** GIVEN REQUEST **
Repeat the records below exactly.

** RECORDS FOR PROCESSING **
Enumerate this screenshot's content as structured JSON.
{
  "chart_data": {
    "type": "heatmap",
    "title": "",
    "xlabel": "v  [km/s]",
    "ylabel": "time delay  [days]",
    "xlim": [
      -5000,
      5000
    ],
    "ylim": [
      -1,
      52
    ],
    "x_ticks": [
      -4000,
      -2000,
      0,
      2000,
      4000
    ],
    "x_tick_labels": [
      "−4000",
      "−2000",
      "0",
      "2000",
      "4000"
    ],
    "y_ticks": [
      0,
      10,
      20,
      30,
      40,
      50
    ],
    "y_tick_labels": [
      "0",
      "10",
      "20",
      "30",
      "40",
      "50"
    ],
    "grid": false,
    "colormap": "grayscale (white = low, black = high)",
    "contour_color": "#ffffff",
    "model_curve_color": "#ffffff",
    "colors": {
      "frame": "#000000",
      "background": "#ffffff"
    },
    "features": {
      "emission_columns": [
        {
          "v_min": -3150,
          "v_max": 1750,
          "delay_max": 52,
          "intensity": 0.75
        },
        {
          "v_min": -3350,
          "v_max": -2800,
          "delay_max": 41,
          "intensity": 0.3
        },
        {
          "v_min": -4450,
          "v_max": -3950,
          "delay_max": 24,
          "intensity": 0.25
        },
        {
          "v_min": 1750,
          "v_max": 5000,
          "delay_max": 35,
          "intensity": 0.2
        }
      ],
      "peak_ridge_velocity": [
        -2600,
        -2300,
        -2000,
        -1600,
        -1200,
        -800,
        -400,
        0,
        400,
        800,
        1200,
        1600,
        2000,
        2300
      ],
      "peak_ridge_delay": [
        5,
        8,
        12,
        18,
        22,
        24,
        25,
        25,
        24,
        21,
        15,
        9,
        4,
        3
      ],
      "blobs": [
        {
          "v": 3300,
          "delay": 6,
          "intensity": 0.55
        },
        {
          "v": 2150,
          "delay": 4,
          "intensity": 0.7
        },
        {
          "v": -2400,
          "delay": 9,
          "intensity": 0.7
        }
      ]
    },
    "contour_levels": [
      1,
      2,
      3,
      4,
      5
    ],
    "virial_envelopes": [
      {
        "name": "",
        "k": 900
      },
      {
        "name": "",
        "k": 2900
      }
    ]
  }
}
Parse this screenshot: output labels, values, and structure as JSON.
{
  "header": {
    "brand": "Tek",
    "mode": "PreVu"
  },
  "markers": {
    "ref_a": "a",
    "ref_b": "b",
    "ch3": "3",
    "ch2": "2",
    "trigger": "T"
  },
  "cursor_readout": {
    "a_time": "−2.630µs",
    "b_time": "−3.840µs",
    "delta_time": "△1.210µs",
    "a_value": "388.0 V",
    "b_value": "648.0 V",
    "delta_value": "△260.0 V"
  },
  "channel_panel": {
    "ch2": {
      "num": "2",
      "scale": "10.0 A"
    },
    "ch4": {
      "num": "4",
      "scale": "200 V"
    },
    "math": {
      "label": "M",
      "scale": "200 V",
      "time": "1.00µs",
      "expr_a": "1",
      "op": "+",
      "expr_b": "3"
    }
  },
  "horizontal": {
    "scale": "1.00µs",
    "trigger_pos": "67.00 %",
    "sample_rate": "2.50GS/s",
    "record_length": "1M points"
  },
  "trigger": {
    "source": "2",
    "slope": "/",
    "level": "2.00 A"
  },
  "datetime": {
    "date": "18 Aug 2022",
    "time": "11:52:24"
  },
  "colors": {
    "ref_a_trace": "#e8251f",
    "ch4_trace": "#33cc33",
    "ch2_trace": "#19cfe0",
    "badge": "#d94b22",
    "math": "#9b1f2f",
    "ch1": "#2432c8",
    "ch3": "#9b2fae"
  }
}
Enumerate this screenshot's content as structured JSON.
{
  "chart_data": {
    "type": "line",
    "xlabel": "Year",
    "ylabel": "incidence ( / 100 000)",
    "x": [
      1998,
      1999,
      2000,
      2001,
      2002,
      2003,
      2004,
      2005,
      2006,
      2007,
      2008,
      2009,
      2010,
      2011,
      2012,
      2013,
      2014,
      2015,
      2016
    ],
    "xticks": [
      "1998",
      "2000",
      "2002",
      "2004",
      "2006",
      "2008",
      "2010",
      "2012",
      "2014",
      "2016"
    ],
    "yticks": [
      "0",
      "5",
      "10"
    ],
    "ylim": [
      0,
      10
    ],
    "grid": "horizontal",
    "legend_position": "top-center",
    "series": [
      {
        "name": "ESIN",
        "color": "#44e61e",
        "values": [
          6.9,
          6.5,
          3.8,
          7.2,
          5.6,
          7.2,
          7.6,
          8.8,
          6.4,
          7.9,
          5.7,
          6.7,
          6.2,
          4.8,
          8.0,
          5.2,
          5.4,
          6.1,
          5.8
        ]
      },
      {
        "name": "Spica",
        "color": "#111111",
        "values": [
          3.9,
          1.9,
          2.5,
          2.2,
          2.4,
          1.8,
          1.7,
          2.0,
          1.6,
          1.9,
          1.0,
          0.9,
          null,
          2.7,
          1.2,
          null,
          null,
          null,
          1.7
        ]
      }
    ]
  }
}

** RESPONSE TO THIS EXERCISE **
Enumerate this screenshot's content as structured JSON.
{
  "chart_data": {
    "type": "heatmap",
    "title": "",
    "xlabel": "v  [km/s]",
    "ylabel": "time delay  [days]",
    "xlim": [
      -5000,
      5000
    ],
    "ylim": [
      -1,
      52
    ],
    "x_ticks": [
      -4000,
      -2000,
      0,
      2000,
      4000
    ],
    "x_tick_labels": [
      "−4000",
      "−2000",
      "0",
      "2000",
      "4000"
    ],
    "y_ticks": [
      0,
      10,
      20,
      30,
      40,
      50
    ],
    "y_tick_labels": [
      "0",
      "10",
      "20",
      "30",
      "40",
      "50"
    ],
    "grid": false,
    "colormap": "grayscale (white = low, black = high)",
    "contour_color": "#ffffff",
    "model_curve_color": "#ffffff",
    "colors": {
      "frame": "#000000",
      "background": "#ffffff"
    },
    "features": {
      "emission_columns": [
        {
          "v_min": -3150,
          "v_max": 1750,
          "delay_max": 52,
          "intensity": 0.75
        },
        {
          "v_min": -3350,
          "v_max": -2800,
          "delay_max": 41,
          "intensity": 0.3
        },
        {
          "v_min": -4450,
          "v_max": -3950,
          "delay_max": 24,
          "intensity": 0.25
        },
        {
          "v_min": 1750,
          "v_max": 5000,
          "delay_max": 35,
          "intensity": 0.2
        }
      ],
      "peak_ridge_velocity": [
        -2600,
        -2300,
        -2000,
        -1600,
        -1200,
        -800,
        -400,
        0,
        400,
        800,
        1200,
        1600,
        2000,
        2300
      ],
      "peak_ridge_delay": [
        5,
        8,
        12,
        18,
        22,
        24,
        25,
        25,
        24,
        21,
        15,
        9,
        4,
        3
      ],
      "blobs": [
        {
          "v": 3300,
          "delay": 6,
          "intensity": 0.55
        },
        {
          "v": 2150,
          "delay": 4,
          "intensity": 0.7
        },
        {
          "v": -2400,
          "delay": 9,
          "intensity": 0.7
        }
      ]
    },
    "contour_levels": [
      1,
      2,
      3,
      4,
      5
    ],
    "virial_envelopes": [
      {
        "name": "",
        "k": 900
      },
      {
        "name": "",
        "k": 2900
      }
    ]
  }
}
Parse this screenshot: output labels, values, and structure as JSON.
{
  "header": {
    "brand": "Tek",
    "mode": "PreVu"
  },
  "markers": {
    "ref_a": "a",
    "ref_b": "b",
    "ch3": "3",
    "ch2": "2",
    "trigger": "T"
  },
  "cursor_readout": {
    "a_time": "−2.630µs",
    "b_time": "−3.840µs",
    "delta_time": "△1.210µs",
    "a_value": "388.0 V",
    "b_value": "648.0 V",
    "delta_value": "△260.0 V"
  },
  "channel_panel": {
    "ch2": {
      "num": "2",
      "scale": "10.0 A"
    },
    "ch4": {
      "num": "4",
      "scale": "200 V"
    },
    "math": {
      "label": "M",
      "scale": "200 V",
      "time": "1.00µs",
      "expr_a": "1",
      "op": "+",
      "expr_b": "3"
    }
  },
  "horizontal": {
    "scale": "1.00µs",
    "trigger_pos": "67.00 %",
    "sample_rate": "2.50GS/s",
    "record_length": "1M points"
  },
  "trigger": {
    "source": "2",
    "slope": "/",
    "level": "2.00 A"
  },
  "datetime": {
    "date": "18 Aug 2022",
    "time": "11:52:24"
  },
  "colors": {
    "ref_a_trace": "#e8251f",
    "ch4_trace": "#33cc33",
    "ch2_trace": "#19cfe0",
    "badge": "#d94b22",
    "math": "#9b1f2f",
    "ch1": "#2432c8",
    "ch3": "#9b2fae"
  }
}
Enumerate this screenshot's content as structured JSON.
{
  "chart_data": {
    "type": "line",
    "xlabel": "Year",
    "ylabel": "incidence ( / 100 000)",
    "x": [
      1998,
      1999,
      2000,
      2001,
      2002,
      2003,
      2004,
      2005,
      2006,
      2007,
      2008,
      2009,
      2010,
      2011,
      2012,
      2013,
      2014,
      2015,
      2016
    ],
    "xticks": [
      "1998",
      "2000",
      "2002",
      "2004",
      "2006",
      "2008",
      "2010",
      "2012",
      "2014",
      "2016"
    ],
    "yticks": [
      "0",
      "5",
      "10"
    ],
    "ylim": [
      0,
      10
    ],
    "grid": "horizontal",
    "legend_position": "top-center",
    "series": [
      {
        "name": "ESIN",
        "color": "#44e61e",
        "values": [
          6.9,
          6.5,
          3.8,
          7.2,
          5.6,
          7.2,
          7.6,
          8.8,
          6.4,
          7.9,
          5.7,
          6.7,
          6.2,
          4.8,
          8.0,
          5.2,
          5.4,
          6.1,
          5.8
        ]
      },
      {
        "name": "Spica",
        "color": "#111111",
        "values": [
          3.9,
          1.9,
          2.5,
          2.2,
          2.4,
          1.8,
          1.7,
          2.0,
          1.6,
          1.9,
          1.0,
          0.9,
          null,
          2.7,
          1.2,
          null,
          null,
          null,
          1.7
        ]
      }
    ]
  }
}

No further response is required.